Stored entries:
Start
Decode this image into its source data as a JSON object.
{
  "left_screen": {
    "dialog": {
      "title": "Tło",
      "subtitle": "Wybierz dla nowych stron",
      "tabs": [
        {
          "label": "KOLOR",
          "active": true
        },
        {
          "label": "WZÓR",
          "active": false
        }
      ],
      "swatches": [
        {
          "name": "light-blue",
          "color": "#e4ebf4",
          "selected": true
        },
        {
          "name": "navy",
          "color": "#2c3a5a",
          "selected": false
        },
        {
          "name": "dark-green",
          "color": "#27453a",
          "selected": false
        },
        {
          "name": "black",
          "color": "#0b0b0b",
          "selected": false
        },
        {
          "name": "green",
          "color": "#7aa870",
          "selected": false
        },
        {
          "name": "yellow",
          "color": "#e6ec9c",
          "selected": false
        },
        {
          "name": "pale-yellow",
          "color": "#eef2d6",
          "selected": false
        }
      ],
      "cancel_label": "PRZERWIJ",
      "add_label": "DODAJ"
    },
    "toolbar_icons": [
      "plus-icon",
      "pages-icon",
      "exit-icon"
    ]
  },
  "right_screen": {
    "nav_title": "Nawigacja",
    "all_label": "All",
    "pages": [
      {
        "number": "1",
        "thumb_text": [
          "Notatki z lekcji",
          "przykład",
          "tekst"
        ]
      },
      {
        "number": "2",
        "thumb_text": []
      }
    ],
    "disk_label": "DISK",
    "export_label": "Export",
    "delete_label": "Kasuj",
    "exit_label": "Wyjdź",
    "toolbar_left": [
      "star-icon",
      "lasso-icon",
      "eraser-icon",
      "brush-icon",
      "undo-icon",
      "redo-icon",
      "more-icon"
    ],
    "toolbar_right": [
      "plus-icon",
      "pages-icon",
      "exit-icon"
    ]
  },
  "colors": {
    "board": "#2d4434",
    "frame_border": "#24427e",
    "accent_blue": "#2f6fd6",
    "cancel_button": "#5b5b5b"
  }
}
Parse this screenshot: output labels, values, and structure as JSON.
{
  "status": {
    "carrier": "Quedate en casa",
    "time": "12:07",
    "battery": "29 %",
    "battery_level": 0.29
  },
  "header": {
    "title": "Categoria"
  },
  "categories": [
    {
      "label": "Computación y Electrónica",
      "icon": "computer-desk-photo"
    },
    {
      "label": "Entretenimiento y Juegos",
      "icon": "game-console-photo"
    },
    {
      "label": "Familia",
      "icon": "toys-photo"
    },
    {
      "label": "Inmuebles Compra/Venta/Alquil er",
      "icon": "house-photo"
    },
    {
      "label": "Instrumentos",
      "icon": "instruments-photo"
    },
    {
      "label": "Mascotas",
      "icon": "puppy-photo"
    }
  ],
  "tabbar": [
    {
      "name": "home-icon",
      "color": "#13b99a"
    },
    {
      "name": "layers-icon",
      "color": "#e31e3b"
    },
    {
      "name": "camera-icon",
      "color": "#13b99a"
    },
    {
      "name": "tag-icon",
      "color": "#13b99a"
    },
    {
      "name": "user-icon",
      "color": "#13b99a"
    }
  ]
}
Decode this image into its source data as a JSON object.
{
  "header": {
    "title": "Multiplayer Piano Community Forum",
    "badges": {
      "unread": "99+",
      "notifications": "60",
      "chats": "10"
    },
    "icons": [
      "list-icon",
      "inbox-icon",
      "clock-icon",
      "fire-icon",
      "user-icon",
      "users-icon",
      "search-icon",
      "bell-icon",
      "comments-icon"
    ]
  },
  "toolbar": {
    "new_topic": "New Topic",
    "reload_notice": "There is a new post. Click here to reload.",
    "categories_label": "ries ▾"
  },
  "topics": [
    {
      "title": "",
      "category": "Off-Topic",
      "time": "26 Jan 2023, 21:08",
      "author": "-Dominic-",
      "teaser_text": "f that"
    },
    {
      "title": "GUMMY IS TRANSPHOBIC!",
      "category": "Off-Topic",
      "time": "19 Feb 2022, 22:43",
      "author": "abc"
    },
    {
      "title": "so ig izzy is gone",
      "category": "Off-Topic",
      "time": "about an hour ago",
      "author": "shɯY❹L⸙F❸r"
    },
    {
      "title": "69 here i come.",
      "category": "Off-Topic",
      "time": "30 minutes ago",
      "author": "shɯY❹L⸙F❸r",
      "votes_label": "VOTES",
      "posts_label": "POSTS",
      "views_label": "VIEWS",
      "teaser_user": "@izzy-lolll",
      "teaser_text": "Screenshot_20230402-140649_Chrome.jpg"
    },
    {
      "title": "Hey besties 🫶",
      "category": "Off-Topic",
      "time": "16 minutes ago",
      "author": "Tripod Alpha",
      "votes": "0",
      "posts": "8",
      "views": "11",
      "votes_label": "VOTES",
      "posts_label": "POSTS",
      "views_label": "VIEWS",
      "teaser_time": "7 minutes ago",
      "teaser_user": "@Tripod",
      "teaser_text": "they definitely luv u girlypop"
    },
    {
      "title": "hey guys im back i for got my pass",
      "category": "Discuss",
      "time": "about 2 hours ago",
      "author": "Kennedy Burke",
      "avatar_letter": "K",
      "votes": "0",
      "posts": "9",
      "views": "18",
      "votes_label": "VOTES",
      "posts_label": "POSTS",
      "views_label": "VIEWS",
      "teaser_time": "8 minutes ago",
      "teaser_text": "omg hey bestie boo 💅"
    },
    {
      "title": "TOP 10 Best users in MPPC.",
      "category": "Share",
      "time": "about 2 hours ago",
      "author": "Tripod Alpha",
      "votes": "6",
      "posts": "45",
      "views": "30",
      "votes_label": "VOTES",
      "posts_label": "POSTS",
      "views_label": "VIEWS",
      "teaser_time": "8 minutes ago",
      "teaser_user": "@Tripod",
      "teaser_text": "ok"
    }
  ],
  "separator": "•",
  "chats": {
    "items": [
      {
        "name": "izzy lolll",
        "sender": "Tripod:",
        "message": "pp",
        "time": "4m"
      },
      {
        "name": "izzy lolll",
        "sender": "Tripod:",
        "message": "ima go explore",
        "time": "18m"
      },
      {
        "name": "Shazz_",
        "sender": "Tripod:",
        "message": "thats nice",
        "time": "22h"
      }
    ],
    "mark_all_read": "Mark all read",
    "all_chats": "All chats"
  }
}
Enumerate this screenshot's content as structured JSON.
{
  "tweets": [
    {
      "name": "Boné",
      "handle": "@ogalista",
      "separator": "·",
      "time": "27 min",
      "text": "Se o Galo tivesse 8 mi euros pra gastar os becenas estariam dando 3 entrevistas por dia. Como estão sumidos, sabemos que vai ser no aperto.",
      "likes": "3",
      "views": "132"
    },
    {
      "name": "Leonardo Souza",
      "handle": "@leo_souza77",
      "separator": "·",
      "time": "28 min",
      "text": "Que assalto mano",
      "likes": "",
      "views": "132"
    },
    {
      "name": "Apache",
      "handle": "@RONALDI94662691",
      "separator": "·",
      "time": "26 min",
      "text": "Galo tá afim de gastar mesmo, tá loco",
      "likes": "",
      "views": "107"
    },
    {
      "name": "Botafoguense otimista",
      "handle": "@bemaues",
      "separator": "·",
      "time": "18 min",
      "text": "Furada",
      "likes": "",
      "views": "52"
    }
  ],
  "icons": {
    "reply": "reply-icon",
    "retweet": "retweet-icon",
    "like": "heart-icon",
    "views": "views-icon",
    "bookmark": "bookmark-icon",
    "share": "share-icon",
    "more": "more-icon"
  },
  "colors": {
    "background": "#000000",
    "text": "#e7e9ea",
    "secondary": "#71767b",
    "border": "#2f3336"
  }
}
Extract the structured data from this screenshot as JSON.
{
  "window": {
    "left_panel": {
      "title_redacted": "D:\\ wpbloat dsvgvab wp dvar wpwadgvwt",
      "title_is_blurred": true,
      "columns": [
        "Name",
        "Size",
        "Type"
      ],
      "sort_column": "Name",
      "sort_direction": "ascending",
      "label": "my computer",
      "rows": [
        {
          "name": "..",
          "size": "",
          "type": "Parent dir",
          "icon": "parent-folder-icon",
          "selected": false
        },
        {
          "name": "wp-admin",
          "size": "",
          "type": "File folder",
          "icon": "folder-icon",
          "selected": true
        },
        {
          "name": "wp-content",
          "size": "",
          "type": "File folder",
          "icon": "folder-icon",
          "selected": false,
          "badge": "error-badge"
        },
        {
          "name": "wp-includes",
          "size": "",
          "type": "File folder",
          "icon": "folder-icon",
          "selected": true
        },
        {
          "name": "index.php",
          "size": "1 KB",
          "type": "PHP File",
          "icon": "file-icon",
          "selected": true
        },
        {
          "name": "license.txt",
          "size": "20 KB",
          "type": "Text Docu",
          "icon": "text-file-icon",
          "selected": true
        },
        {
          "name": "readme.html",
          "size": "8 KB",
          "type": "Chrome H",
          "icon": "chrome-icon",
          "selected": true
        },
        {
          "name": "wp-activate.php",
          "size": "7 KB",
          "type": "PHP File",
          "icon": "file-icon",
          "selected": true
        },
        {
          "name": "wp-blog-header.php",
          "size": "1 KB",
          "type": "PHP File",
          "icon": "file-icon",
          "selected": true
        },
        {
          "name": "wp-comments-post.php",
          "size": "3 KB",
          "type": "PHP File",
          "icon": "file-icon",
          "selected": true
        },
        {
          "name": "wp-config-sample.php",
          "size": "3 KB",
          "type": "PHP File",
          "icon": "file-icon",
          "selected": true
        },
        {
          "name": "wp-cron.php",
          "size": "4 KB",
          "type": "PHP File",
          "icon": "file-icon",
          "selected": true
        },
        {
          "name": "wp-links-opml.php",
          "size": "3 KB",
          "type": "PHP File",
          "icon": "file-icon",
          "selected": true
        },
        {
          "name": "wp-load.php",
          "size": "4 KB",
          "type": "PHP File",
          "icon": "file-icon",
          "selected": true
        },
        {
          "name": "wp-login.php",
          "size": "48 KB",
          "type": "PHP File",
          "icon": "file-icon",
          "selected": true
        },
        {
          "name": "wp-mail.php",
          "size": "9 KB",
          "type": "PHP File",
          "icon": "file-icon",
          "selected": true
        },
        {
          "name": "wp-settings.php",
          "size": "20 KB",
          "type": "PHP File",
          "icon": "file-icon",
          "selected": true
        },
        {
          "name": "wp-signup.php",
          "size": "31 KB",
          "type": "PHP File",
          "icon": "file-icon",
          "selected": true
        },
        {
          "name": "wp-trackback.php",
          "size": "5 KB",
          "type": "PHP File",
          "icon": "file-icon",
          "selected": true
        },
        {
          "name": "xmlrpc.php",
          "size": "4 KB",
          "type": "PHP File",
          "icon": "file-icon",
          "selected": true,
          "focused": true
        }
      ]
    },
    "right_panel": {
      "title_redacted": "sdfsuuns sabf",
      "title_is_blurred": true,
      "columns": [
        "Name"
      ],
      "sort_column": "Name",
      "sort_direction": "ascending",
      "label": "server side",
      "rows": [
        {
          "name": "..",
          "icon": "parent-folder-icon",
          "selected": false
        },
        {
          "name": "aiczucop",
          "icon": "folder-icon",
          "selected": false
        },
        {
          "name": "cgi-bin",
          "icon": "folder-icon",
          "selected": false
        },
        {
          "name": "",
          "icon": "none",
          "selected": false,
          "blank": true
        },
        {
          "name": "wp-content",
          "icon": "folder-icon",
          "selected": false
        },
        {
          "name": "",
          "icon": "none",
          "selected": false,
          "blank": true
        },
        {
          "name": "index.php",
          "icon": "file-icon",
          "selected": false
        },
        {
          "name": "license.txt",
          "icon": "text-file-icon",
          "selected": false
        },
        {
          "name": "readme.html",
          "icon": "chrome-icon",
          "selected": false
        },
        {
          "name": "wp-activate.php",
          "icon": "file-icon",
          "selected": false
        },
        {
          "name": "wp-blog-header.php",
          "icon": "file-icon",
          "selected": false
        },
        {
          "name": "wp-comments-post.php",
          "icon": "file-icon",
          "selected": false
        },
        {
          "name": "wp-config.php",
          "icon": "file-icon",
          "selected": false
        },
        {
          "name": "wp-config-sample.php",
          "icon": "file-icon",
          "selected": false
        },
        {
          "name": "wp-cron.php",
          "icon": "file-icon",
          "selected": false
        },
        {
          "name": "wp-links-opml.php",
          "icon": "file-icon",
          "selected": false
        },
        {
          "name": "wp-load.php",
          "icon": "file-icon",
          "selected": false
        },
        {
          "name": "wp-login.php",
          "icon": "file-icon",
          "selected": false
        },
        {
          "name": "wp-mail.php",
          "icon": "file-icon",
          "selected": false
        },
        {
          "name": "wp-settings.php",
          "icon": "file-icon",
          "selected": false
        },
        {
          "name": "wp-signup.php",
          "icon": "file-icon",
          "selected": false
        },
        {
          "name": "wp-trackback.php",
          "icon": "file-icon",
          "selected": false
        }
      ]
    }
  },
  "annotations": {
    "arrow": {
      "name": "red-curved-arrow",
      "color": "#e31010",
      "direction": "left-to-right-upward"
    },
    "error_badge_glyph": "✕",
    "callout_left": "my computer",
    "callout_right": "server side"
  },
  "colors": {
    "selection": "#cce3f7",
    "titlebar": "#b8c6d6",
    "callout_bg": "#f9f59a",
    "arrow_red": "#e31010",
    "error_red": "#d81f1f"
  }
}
End
Using the listing above, list every line in which the string "photo" occurs.

The reply ->
      "icon": "computer-desk-photo"
      "icon": "game-console-photo"
      "icon": "toys-photo"
      "icon": "house-photo"
      "icon": "instruments-photo"
      "icon": "puppy-photo"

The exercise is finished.